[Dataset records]
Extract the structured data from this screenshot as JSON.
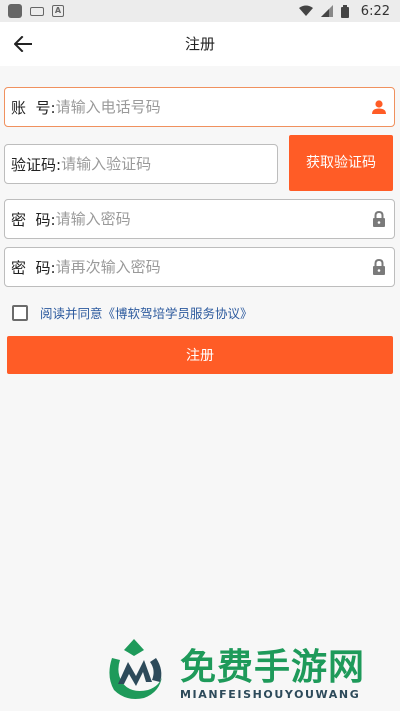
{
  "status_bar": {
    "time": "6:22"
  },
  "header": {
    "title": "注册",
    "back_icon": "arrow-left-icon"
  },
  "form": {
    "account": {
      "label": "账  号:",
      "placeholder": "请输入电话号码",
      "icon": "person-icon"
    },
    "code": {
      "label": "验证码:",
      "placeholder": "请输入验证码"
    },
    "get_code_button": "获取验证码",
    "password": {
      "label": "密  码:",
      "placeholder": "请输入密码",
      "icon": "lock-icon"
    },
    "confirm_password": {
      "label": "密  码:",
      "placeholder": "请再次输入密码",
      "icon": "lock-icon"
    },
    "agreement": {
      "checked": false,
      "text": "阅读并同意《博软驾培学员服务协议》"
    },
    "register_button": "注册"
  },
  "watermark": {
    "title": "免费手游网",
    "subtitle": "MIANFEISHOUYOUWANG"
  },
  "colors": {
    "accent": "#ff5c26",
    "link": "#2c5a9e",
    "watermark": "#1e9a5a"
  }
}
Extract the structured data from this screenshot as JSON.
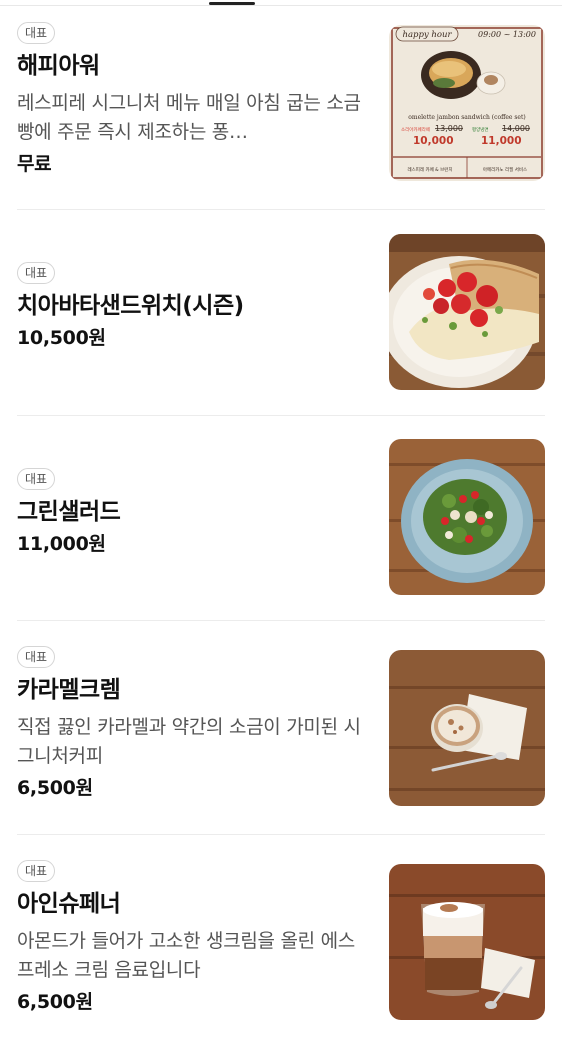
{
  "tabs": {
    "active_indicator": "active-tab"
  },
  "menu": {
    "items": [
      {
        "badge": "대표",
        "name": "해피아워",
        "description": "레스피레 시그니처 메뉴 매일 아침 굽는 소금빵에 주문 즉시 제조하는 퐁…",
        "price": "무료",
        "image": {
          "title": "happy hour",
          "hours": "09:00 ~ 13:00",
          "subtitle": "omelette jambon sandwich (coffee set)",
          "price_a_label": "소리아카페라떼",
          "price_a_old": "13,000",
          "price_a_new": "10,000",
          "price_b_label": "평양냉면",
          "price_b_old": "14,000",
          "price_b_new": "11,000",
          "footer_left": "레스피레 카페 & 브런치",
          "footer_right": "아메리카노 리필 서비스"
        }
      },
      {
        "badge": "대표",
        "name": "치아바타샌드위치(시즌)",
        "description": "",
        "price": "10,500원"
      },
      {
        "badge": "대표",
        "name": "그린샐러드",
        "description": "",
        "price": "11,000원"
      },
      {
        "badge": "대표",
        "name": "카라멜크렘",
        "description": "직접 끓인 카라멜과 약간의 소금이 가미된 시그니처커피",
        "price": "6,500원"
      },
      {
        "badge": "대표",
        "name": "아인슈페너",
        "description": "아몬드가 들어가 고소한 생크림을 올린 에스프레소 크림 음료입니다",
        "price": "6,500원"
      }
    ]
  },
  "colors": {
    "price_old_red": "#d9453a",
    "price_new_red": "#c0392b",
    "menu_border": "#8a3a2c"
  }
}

---

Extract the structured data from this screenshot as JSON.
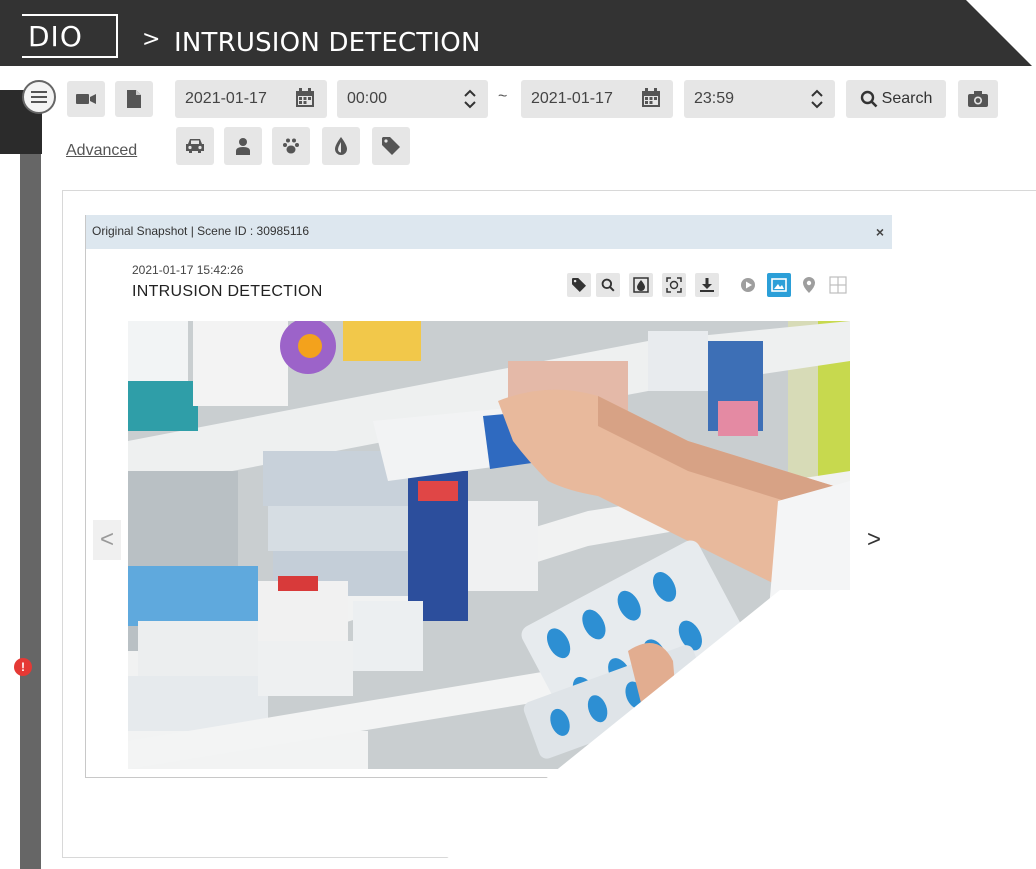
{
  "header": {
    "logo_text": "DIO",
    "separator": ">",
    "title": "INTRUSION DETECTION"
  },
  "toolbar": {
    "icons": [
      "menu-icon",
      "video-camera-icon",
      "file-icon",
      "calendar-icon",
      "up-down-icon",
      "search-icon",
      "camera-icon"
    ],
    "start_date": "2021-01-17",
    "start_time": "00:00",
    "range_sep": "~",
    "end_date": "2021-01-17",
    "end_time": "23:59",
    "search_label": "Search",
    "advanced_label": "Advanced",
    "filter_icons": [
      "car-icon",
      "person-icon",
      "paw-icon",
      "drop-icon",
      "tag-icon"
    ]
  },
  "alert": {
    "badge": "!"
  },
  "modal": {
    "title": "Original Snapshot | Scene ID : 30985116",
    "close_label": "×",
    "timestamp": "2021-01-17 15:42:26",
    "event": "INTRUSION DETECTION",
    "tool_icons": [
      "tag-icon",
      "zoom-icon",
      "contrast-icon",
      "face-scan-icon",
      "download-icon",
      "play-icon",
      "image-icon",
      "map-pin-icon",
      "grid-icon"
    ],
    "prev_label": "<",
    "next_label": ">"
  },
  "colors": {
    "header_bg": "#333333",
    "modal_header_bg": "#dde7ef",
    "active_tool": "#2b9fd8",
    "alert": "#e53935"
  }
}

* Given problem *
Spot every line that holds "description" and copy it.

* Solution *
        "description": "레스피레 시그니처 메뉴 매일 아침 굽는 소금빵에 주문 즉시 제조하는 퐁…",
        "description": "",
        "description": "",
        "description": "직접 끓인 카라멜과 약간의 소금이 가미된 시그니처커피",
        "description": "아몬드가 들어가 고소한 생크림을 올린 에스프레소 크림 음료입니다",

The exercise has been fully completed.